▶ [Do this]:
Extract the records from the first line through the line containing "200, 372, 220)", and reproduce each of those lines verbatim.

▶ [Layout dataset records]:
=-=-=-=-=

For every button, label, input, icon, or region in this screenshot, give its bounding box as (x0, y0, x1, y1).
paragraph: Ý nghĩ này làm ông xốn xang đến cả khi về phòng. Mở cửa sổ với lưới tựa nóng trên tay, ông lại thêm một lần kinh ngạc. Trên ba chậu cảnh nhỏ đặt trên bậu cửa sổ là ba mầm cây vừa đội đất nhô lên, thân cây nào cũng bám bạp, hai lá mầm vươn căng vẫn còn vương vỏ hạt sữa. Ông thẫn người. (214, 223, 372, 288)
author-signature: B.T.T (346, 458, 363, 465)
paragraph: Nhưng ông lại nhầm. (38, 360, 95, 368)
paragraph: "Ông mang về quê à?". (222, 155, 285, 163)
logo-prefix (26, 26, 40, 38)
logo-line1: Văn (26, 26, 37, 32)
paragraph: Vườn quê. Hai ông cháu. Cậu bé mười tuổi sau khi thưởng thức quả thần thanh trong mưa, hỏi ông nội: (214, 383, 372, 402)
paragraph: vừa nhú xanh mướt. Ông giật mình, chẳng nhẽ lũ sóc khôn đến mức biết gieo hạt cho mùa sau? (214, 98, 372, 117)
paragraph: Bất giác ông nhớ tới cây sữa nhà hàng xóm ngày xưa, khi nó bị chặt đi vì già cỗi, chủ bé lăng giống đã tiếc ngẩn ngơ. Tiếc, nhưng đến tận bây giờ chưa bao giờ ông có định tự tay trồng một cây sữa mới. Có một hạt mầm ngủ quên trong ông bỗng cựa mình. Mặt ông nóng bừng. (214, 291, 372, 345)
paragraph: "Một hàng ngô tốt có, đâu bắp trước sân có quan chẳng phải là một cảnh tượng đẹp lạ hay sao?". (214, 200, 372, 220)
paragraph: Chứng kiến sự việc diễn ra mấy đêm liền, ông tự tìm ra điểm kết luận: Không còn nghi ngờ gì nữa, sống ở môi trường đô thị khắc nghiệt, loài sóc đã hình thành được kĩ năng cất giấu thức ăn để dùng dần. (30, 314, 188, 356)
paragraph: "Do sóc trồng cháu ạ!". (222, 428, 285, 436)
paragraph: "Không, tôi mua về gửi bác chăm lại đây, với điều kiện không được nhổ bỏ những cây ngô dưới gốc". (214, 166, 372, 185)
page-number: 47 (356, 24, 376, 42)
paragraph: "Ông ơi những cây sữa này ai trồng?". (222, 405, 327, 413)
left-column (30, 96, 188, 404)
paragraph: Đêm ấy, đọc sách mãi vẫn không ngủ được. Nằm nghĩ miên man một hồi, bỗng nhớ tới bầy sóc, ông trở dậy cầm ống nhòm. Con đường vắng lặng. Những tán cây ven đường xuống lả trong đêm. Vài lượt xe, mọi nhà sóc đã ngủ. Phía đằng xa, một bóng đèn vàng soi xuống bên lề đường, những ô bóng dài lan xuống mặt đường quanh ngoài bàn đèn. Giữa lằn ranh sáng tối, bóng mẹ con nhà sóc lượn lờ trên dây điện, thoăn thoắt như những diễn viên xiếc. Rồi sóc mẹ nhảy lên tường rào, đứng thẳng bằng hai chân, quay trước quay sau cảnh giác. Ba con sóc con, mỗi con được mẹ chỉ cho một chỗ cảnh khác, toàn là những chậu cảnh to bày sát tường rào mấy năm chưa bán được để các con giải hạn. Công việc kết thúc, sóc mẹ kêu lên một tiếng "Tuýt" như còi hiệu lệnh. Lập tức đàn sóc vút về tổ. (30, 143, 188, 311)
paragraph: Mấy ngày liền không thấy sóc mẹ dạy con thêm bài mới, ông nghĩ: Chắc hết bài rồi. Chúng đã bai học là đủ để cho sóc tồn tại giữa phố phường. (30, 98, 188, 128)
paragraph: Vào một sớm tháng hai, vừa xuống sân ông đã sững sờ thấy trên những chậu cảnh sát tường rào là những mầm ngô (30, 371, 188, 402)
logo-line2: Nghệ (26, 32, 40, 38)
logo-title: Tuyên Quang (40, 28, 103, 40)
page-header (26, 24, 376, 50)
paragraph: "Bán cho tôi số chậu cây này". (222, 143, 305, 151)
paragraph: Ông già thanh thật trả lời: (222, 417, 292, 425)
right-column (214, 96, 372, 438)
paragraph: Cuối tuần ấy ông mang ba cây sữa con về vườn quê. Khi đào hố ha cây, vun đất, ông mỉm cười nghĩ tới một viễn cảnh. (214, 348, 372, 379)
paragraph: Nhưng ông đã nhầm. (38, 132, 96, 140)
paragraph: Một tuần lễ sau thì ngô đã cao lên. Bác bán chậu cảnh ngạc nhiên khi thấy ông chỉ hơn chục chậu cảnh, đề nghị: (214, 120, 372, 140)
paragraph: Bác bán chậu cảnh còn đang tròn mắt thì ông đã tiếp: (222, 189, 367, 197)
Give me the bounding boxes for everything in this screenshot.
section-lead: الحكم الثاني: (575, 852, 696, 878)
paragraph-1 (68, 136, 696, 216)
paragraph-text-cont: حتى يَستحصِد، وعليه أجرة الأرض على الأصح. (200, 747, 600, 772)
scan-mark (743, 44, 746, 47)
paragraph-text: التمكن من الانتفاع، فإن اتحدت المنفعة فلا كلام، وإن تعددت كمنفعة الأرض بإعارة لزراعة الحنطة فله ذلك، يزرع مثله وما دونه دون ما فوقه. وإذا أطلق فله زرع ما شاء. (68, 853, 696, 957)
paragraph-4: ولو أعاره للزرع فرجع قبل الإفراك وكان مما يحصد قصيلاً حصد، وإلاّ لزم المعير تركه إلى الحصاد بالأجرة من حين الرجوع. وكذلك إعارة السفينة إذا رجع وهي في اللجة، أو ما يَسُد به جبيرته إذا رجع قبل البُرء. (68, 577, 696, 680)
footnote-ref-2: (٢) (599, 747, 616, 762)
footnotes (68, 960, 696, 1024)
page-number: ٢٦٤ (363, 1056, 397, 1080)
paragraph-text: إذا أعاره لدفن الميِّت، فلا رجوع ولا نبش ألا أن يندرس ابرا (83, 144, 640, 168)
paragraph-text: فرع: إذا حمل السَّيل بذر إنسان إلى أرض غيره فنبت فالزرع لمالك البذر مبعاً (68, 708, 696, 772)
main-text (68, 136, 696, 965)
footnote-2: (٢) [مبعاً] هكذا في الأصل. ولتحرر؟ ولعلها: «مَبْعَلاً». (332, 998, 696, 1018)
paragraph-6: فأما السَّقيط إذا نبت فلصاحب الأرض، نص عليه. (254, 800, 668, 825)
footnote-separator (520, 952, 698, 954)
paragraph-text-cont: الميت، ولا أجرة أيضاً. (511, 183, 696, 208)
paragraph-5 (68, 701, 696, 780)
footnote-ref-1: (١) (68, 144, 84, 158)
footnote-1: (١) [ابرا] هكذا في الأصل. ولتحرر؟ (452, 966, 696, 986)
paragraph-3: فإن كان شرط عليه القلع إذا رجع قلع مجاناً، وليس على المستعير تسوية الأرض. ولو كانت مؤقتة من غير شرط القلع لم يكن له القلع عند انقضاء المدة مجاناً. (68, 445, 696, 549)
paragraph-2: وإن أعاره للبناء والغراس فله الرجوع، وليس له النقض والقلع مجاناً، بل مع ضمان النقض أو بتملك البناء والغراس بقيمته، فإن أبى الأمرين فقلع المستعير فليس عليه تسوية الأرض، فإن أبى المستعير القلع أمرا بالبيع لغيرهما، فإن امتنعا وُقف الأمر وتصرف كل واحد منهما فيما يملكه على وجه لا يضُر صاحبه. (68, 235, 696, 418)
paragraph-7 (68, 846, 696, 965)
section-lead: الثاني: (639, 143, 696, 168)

=-=-=-=-=

▶ [Exercise output]:
For every button, label, input, icon, or region in this screenshot, give its bounding box as (x0, y0, x1, y1).
paragraph: Ý nghĩ này làm ông xốn xang đến cả khi về phòng. Mở cửa sổ với lưới tựa nóng trên tay, ông lại thêm một lần kinh ngạc. Trên ba chậu cảnh nhỏ đặt trên bậu cửa sổ là ba mầm cây vừa đội đất nhô lên, thân cây nào cũng bám bạp, hai lá mầm vươn căng vẫn còn vương vỏ hạt sữa. Ông thẫn người. (214, 223, 372, 288)
author-signature: B.T.T (346, 458, 363, 465)
paragraph: Nhưng ông lại nhầm. (38, 360, 95, 368)
paragraph: "Ông mang về quê à?". (222, 155, 285, 163)
logo-prefix (26, 26, 40, 38)
logo-line1: Văn (26, 26, 37, 32)
paragraph: Vườn quê. Hai ông cháu. Cậu bé mười tuổi sau khi thưởng thức quả thần thanh trong mưa, hỏi ông nội: (214, 383, 372, 402)
paragraph: vừa nhú xanh mướt. Ông giật mình, chẳng nhẽ lũ sóc khôn đến mức biết gieo hạt cho mùa sau? (214, 98, 372, 117)
paragraph: Bất giác ông nhớ tới cây sữa nhà hàng xóm ngày xưa, khi nó bị chặt đi vì già cỗi, chủ bé lăng giống đã tiếc ngẩn ngơ. Tiếc, nhưng đến tận bây giờ chưa bao giờ ông có định tự tay trồng một cây sữa mới. Có một hạt mầm ngủ quên trong ông bỗng cựa mình. Mặt ông nóng bừng. (214, 291, 372, 345)
paragraph: "Một hàng ngô tốt có, đâu bắp trước sân có quan chẳng phải là một cảnh tượng đẹp lạ hay sao?". (214, 200, 372, 220)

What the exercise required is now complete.